• EXERCISE GOAL: Restate every line of the material, word for word.

• PROVIDED RECORDS:
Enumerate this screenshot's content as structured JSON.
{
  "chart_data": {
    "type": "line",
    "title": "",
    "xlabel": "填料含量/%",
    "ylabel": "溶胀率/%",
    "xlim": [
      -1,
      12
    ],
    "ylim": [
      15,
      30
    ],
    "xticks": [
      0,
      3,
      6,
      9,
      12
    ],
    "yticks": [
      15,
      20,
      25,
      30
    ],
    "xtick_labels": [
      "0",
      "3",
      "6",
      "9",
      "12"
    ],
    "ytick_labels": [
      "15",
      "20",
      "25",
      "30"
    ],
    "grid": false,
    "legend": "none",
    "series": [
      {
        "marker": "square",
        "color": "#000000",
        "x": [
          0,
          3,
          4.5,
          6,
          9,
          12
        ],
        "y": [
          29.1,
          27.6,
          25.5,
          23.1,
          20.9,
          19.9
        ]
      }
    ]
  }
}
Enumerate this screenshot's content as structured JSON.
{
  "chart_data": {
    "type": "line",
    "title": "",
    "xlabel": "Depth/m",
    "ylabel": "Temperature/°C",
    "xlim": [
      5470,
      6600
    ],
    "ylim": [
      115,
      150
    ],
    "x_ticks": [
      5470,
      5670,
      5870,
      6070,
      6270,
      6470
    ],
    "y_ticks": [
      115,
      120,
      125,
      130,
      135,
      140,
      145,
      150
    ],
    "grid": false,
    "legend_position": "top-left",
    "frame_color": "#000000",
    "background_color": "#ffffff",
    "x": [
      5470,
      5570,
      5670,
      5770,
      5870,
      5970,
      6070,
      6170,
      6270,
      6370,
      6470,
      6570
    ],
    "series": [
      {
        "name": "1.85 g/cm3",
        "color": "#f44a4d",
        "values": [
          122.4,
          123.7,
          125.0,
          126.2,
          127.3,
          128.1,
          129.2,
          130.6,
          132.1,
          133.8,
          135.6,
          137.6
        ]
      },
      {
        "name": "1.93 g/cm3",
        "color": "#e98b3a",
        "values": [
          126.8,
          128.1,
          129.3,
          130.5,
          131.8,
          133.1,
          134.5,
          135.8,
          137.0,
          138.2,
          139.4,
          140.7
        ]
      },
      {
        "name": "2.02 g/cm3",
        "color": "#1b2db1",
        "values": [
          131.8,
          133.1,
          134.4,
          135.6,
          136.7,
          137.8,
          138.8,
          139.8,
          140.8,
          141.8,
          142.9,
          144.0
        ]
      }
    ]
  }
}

• CORRECT RESPONSE:
Enumerate this screenshot's content as structured JSON.
{
  "chart_data": {
    "type": "line",
    "title": "",
    "xlabel": "填料含量/%",
    "ylabel": "溶胀率/%",
    "xlim": [
      -1,
      12
    ],
    "ylim": [
      15,
      30
    ],
    "xticks": [
      0,
      3,
      6,
      9,
      12
    ],
    "yticks": [
      15,
      20,
      25,
      30
    ],
    "xtick_labels": [
      "0",
      "3",
      "6",
      "9",
      "12"
    ],
    "ytick_labels": [
      "15",
      "20",
      "25",
      "30"
    ],
    "grid": false,
    "legend": "none",
    "series": [
      {
        "marker": "square",
        "color": "#000000",
        "x": [
          0,
          3,
          4.5,
          6,
          9,
          12
        ],
        "y": [
          29.1,
          27.6,
          25.5,
          23.1,
          20.9,
          19.9
        ]
      }
    ]
  }
}
Enumerate this screenshot's content as structured JSON.
{
  "chart_data": {
    "type": "line",
    "title": "",
    "xlabel": "Depth/m",
    "ylabel": "Temperature/°C",
    "xlim": [
      5470,
      6600
    ],
    "ylim": [
      115,
      150
    ],
    "x_ticks": [
      5470,
      5670,
      5870,
      6070,
      6270,
      6470
    ],
    "y_ticks": [
      115,
      120,
      125,
      130,
      135,
      140,
      145,
      150
    ],
    "grid": false,
    "legend_position": "top-left",
    "frame_color": "#000000",
    "background_color": "#ffffff",
    "x": [
      5470,
      5570,
      5670,
      5770,
      5870,
      5970,
      6070,
      6170,
      6270,
      6370,
      6470,
      6570
    ],
    "series": [
      {
        "name": "1.85 g/cm3",
        "color": "#f44a4d",
        "values": [
          122.4,
          123.7,
          125.0,
          126.2,
          127.3,
          128.1,
          129.2,
          130.6,
          132.1,
          133.8,
          135.6,
          137.6
        ]
      },
      {
        "name": "1.93 g/cm3",
        "color": "#e98b3a",
        "values": [
          126.8,
          128.1,
          129.3,
          130.5,
          131.8,
          133.1,
          134.5,
          135.8,
          137.0,
          138.2,
          139.4,
          140.7
        ]
      },
      {
        "name": "2.02 g/cm3",
        "color": "#1b2db1",
        "values": [
          131.8,
          133.1,
          134.4,
          135.6,
          136.7,
          137.8,
          138.8,
          139.8,
          140.8,
          141.8,
          142.9,
          144.0
        ]
      }
    ]
  }
}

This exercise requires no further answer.